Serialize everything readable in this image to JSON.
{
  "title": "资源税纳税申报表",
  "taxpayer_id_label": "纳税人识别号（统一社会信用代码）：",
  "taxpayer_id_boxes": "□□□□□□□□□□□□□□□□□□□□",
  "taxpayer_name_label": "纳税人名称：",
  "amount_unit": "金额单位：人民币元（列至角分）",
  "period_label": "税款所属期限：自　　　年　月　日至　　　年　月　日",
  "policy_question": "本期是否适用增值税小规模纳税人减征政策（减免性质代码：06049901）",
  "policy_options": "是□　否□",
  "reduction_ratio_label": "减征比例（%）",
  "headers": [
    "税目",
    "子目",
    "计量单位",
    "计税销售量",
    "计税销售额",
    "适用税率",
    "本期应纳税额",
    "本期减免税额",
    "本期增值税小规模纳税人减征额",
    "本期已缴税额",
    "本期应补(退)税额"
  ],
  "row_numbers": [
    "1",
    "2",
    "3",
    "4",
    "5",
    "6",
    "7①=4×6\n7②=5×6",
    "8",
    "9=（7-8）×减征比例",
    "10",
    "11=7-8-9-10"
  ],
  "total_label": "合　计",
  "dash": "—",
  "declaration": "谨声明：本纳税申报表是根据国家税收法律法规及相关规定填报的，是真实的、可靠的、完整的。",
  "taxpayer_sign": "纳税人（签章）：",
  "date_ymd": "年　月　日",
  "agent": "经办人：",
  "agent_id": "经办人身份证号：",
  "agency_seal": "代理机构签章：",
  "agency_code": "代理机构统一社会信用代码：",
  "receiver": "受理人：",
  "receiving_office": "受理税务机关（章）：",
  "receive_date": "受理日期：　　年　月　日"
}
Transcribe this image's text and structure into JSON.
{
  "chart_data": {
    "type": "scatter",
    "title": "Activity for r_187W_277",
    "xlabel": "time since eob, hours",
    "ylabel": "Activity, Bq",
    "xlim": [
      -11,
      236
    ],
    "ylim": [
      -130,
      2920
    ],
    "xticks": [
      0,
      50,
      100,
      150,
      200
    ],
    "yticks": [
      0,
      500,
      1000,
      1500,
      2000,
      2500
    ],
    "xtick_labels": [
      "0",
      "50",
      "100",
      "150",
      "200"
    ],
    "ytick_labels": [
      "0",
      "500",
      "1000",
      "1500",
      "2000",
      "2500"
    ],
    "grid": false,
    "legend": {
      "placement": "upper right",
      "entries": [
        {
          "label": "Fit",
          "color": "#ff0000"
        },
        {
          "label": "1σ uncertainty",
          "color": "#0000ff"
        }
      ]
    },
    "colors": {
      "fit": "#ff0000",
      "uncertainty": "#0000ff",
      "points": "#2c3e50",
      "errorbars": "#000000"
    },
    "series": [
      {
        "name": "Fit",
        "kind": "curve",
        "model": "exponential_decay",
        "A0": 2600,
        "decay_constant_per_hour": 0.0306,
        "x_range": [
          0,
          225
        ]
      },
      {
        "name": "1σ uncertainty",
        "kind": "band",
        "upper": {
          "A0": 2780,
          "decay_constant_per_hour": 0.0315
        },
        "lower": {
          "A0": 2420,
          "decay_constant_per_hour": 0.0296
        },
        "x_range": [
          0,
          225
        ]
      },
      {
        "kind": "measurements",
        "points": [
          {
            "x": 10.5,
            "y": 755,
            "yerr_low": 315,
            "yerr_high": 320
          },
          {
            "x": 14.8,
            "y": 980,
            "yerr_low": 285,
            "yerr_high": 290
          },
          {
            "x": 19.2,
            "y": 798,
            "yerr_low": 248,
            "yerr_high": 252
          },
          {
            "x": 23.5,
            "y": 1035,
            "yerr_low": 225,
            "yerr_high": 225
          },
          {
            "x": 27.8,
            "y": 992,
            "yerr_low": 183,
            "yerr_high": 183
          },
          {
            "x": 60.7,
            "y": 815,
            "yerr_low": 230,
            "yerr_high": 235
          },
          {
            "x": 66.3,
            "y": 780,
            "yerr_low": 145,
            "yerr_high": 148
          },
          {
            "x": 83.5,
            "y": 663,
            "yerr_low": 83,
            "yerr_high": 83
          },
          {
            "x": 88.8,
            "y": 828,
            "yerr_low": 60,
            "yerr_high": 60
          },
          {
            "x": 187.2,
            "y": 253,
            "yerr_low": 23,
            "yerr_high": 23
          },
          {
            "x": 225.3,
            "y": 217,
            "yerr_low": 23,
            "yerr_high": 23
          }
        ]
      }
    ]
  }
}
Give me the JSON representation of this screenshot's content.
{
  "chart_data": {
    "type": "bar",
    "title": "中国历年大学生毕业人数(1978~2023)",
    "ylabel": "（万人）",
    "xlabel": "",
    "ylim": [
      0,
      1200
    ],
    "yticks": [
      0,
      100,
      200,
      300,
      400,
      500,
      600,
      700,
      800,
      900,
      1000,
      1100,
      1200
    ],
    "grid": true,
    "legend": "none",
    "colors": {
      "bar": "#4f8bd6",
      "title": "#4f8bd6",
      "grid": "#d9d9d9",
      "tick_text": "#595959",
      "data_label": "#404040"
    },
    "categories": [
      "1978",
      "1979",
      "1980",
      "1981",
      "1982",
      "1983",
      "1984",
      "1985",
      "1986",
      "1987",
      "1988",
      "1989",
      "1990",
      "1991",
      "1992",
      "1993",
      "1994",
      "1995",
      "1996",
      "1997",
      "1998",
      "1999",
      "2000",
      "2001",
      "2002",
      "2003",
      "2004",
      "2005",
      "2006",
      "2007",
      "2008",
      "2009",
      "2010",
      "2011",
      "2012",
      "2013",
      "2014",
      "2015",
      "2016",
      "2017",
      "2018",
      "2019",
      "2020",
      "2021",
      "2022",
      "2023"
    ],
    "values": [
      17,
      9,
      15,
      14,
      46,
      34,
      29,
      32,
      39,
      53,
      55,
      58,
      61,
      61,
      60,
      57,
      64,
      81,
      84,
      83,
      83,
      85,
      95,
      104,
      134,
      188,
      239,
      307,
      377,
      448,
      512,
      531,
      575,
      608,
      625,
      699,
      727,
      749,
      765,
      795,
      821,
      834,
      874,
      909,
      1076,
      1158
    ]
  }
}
::::
**What needs to be done**.
Copy the records above exactly as they appear.

**In response**.
Serialize everything readable in this image to JSON.
{
  "title": "资源税纳税申报表",
  "taxpayer_id_label": "纳税人识别号（统一社会信用代码）：",
  "taxpayer_id_boxes": "□□□□□□□□□□□□□□□□□□□□",
  "taxpayer_name_label": "纳税人名称：",
  "amount_unit": "金额单位：人民币元（列至角分）",
  "period_label": "税款所属期限：自　　　年　月　日至　　　年　月　日",
  "policy_question": "本期是否适用增值税小规模纳税人减征政策（减免性质代码：06049901）",
  "policy_options": "是□　否□",
  "reduction_ratio_label": "减征比例（%）",
  "headers": [
    "税目",
    "子目",
    "计量单位",
    "计税销售量",
    "计税销售额",
    "适用税率",
    "本期应纳税额",
    "本期减免税额",
    "本期增值税小规模纳税人减征额",
    "本期已缴税额",
    "本期应补(退)税额"
  ],
  "row_numbers": [
    "1",
    "2",
    "3",
    "4",
    "5",
    "6",
    "7①=4×6\n7②=5×6",
    "8",
    "9=（7-8）×减征比例",
    "10",
    "11=7-8-9-10"
  ],
  "total_label": "合　计",
  "dash": "—",
  "declaration": "谨声明：本纳税申报表是根据国家税收法律法规及相关规定填报的，是真实的、可靠的、完整的。",
  "taxpayer_sign": "纳税人（签章）：",
  "date_ymd": "年　月　日",
  "agent": "经办人：",
  "agent_id": "经办人身份证号：",
  "agency_seal": "代理机构签章：",
  "agency_code": "代理机构统一社会信用代码：",
  "receiver": "受理人：",
  "receiving_office": "受理税务机关（章）：",
  "receive_date": "受理日期：　　年　月　日"
}
Transcribe this image's text and structure into JSON.
{
  "chart_data": {
    "type": "scatter",
    "title": "Activity for r_187W_277",
    "xlabel": "time since eob, hours",
    "ylabel": "Activity, Bq",
    "xlim": [
      -11,
      236
    ],
    "ylim": [
      -130,
      2920
    ],
    "xticks": [
      0,
      50,
      100,
      150,
      200
    ],
    "yticks": [
      0,
      500,
      1000,
      1500,
      2000,
      2500
    ],
    "xtick_labels": [
      "0",
      "50",
      "100",
      "150",
      "200"
    ],
    "ytick_labels": [
      "0",
      "500",
      "1000",
      "1500",
      "2000",
      "2500"
    ],
    "grid": false,
    "legend": {
      "placement": "upper right",
      "entries": [
        {
          "label": "Fit",
          "color": "#ff0000"
        },
        {
          "label": "1σ uncertainty",
          "color": "#0000ff"
        }
      ]
    },
    "colors": {
      "fit": "#ff0000",
      "uncertainty": "#0000ff",
      "points": "#2c3e50",
      "errorbars": "#000000"
    },
    "series": [
      {
        "name": "Fit",
        "kind": "curve",
        "model": "exponential_decay",
        "A0": 2600,
        "decay_constant_per_hour": 0.0306,
        "x_range": [
          0,
          225
        ]
      },
      {
        "name": "1σ uncertainty",
        "kind": "band",
        "upper": {
          "A0": 2780,
          "decay_constant_per_hour": 0.0315
        },
        "lower": {
          "A0": 2420,
          "decay_constant_per_hour": 0.0296
        },
        "x_range": [
          0,
          225
        ]
      },
      {
        "kind": "measurements",
        "points": [
          {
            "x": 10.5,
            "y": 755,
            "yerr_low": 315,
            "yerr_high": 320
          },
          {
            "x": 14.8,
            "y": 980,
            "yerr_low": 285,
            "yerr_high": 290
          },
          {
            "x": 19.2,
            "y": 798,
            "yerr_low": 248,
            "yerr_high": 252
          },
          {
            "x": 23.5,
            "y": 1035,
            "yerr_low": 225,
            "yerr_high": 225
          },
          {
            "x": 27.8,
            "y": 992,
            "yerr_low": 183,
            "yerr_high": 183
          },
          {
            "x": 60.7,
            "y": 815,
            "yerr_low": 230,
            "yerr_high": 235
          },
          {
            "x": 66.3,
            "y": 780,
            "yerr_low": 145,
            "yerr_high": 148
          },
          {
            "x": 83.5,
            "y": 663,
            "yerr_low": 83,
            "yerr_high": 83
          },
          {
            "x": 88.8,
            "y": 828,
            "yerr_low": 60,
            "yerr_high": 60
          },
          {
            "x": 187.2,
            "y": 253,
            "yerr_low": 23,
            "yerr_high": 23
          },
          {
            "x": 225.3,
            "y": 217,
            "yerr_low": 23,
            "yerr_high": 23
          }
        ]
      }
    ]
  }
}
Give me the JSON representation of this screenshot's content.
{
  "chart_data": {
    "type": "bar",
    "title": "中国历年大学生毕业人数(1978~2023)",
    "ylabel": "（万人）",
    "xlabel": "",
    "ylim": [
      0,
      1200
    ],
    "yticks": [
      0,
      100,
      200,
      300,
      400,
      500,
      600,
      700,
      800,
      900,
      1000,
      1100,
      1200
    ],
    "grid": true,
    "legend": "none",
    "colors": {
      "bar": "#4f8bd6",
      "title": "#4f8bd6",
      "grid": "#d9d9d9",
      "tick_text": "#595959",
      "data_label": "#404040"
    },
    "categories": [
      "1978",
      "1979",
      "1980",
      "1981",
      "1982",
      "1983",
      "1984",
      "1985",
      "1986",
      "1987",
      "1988",
      "1989",
      "1990",
      "1991",
      "1992",
      "1993",
      "1994",
      "1995",
      "1996",
      "1997",
      "1998",
      "1999",
      "2000",
      "2001",
      "2002",
      "2003",
      "2004",
      "2005",
      "2006",
      "2007",
      "2008",
      "2009",
      "2010",
      "2011",
      "2012",
      "2013",
      "2014",
      "2015",
      "2016",
      "2017",
      "2018",
      "2019",
      "2020",
      "2021",
      "2022",
      "2023"
    ],
    "values": [
      17,
      9,
      15,
      14,
      46,
      34,
      29,
      32,
      39,
      53,
      55,
      58,
      61,
      61,
      60,
      57,
      64,
      81,
      84,
      83,
      83,
      85,
      95,
      104,
      134,
      188,
      239,
      307,
      377,
      448,
      512,
      531,
      575,
      608,
      625,
      699,
      727,
      749,
      765,
      795,
      821,
      834,
      874,
      909,
      1076,
      1158
    ]
  }
}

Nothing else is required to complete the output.